*Instructions to follow:* Find every line of the listing below where "JSON" appears, and copy it.

*Items from a figure collection:*
>>>

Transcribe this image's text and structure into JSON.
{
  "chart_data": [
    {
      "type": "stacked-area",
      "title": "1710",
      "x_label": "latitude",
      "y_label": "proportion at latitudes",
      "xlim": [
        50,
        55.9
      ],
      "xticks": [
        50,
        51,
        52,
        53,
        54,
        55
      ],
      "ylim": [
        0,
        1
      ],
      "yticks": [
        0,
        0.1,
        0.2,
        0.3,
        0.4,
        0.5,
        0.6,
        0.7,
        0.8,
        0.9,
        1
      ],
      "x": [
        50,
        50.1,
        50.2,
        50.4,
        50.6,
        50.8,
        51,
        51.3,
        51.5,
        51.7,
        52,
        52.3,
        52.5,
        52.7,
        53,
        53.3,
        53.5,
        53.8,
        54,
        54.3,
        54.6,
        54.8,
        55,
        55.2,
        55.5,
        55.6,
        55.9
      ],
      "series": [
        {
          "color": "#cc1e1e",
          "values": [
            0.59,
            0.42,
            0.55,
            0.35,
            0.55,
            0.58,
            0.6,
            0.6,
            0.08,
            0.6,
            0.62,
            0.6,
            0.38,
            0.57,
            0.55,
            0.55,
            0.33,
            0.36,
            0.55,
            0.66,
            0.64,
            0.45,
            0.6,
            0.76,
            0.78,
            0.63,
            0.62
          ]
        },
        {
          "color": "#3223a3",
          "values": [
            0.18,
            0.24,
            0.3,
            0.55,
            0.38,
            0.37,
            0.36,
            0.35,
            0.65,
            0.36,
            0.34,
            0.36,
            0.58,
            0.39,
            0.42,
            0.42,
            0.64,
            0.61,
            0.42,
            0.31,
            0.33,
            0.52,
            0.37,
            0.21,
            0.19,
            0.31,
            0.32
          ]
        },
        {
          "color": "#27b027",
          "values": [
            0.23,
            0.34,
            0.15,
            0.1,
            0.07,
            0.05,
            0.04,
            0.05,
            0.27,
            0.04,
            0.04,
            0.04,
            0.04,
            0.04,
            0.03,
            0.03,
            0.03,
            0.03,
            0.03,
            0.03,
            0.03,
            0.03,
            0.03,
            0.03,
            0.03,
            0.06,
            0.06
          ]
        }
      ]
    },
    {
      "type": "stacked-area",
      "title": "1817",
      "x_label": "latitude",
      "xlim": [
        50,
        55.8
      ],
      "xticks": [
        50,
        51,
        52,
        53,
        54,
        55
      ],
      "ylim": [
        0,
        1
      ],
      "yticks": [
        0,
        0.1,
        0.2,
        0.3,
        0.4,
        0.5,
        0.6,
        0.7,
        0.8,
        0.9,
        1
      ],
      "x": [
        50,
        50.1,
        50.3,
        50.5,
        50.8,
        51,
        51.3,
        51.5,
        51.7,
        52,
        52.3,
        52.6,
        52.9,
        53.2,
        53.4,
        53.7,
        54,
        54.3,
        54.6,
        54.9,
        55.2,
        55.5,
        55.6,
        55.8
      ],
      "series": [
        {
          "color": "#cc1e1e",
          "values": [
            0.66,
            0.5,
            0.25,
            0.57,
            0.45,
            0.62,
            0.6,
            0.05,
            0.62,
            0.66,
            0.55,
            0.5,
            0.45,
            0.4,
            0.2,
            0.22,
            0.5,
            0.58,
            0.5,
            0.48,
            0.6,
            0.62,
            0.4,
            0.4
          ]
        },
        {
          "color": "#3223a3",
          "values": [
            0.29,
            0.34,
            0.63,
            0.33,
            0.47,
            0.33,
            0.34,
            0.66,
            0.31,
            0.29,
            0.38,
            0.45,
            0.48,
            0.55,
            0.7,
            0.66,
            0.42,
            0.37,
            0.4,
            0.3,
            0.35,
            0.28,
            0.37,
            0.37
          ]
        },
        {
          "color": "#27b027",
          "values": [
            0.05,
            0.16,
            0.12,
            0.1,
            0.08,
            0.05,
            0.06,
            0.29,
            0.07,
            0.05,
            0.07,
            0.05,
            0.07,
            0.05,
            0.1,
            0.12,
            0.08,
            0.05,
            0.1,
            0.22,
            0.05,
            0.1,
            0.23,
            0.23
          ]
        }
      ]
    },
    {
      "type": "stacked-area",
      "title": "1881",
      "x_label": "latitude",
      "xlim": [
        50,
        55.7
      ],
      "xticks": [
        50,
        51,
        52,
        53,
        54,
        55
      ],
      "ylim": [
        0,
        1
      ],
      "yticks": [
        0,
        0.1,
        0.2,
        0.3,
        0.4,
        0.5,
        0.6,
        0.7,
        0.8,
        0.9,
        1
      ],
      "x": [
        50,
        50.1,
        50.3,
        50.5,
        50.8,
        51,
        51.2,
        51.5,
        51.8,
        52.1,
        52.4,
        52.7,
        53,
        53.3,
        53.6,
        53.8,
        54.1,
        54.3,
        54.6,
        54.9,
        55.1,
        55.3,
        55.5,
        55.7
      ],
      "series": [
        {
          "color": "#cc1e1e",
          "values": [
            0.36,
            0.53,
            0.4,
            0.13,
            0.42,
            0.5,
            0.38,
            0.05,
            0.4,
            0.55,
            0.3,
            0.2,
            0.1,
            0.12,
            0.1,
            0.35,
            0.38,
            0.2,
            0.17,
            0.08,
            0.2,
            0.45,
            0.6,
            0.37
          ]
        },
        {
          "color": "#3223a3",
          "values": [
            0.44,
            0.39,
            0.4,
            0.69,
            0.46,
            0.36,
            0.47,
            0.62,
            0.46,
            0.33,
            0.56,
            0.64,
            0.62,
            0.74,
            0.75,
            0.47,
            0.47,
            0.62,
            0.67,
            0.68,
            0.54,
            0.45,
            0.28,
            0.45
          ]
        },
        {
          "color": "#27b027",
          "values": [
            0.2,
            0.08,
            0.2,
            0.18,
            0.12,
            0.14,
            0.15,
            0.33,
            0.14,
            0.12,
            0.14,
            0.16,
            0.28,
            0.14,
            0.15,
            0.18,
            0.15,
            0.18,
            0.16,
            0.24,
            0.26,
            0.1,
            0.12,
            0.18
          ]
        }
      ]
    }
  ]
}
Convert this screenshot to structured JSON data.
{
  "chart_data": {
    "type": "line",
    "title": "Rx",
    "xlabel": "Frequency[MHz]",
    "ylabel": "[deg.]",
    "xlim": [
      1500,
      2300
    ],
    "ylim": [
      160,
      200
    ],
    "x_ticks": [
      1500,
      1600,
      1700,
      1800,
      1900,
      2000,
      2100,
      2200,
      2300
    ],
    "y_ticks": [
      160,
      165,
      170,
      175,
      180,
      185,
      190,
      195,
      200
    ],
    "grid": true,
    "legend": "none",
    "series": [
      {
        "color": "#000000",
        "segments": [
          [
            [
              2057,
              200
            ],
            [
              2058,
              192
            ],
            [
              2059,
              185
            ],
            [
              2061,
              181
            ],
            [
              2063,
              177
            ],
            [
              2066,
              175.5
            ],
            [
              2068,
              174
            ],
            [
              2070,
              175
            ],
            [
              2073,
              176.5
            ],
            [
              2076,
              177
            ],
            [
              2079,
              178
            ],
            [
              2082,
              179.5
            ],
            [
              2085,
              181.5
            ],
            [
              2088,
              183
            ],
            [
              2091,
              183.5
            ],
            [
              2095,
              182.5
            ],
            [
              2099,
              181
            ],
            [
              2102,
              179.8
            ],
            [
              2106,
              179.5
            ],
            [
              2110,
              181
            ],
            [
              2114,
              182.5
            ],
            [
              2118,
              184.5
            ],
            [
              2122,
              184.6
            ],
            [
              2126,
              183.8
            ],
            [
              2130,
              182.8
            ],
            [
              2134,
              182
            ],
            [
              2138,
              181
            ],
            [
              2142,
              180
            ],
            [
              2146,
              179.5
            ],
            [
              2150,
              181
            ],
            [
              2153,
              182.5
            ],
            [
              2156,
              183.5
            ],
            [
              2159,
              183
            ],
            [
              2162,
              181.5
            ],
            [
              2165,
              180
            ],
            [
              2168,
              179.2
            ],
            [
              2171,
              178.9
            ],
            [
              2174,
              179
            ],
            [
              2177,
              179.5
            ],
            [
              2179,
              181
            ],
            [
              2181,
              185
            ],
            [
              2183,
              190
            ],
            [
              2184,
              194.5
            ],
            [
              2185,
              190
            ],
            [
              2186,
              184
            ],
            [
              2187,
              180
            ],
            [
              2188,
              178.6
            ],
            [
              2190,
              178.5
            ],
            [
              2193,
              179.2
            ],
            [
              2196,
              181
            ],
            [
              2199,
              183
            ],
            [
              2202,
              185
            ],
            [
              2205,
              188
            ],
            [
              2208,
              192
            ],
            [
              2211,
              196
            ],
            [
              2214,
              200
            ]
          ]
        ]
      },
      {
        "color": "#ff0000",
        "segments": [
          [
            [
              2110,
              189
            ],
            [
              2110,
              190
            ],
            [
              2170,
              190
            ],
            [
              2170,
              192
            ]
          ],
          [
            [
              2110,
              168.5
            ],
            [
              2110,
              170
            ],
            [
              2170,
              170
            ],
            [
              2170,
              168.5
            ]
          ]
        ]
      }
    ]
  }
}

<<<

*Correct result:*
Transcribe this image's text and structure into JSON.
Convert this screenshot to structured JSON data.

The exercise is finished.